Return a copy of every line in the records that includes the word "score".

+ + + +

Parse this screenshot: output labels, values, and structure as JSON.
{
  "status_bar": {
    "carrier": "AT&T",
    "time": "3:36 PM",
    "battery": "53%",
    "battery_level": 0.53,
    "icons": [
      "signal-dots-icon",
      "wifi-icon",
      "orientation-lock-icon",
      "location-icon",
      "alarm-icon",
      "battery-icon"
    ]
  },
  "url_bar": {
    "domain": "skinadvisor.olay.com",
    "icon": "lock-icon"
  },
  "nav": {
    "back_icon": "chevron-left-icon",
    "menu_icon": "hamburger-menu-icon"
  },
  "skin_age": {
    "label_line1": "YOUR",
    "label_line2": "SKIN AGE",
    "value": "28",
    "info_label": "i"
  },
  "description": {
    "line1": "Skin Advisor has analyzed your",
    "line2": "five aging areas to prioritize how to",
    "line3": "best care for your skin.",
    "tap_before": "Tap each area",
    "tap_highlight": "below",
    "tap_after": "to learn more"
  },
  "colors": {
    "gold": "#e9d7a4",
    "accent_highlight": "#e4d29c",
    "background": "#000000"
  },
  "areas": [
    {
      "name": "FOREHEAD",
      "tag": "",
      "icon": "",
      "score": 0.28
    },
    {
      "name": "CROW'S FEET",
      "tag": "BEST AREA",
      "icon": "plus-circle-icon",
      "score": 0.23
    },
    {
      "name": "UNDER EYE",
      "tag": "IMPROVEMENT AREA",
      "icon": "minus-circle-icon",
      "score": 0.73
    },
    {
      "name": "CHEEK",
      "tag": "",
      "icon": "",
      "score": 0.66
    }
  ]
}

+ + + +

* [Answer for this exercise]:
      "score": 0.28
      "score": 0.23
      "score": 0.73
      "score": 0.66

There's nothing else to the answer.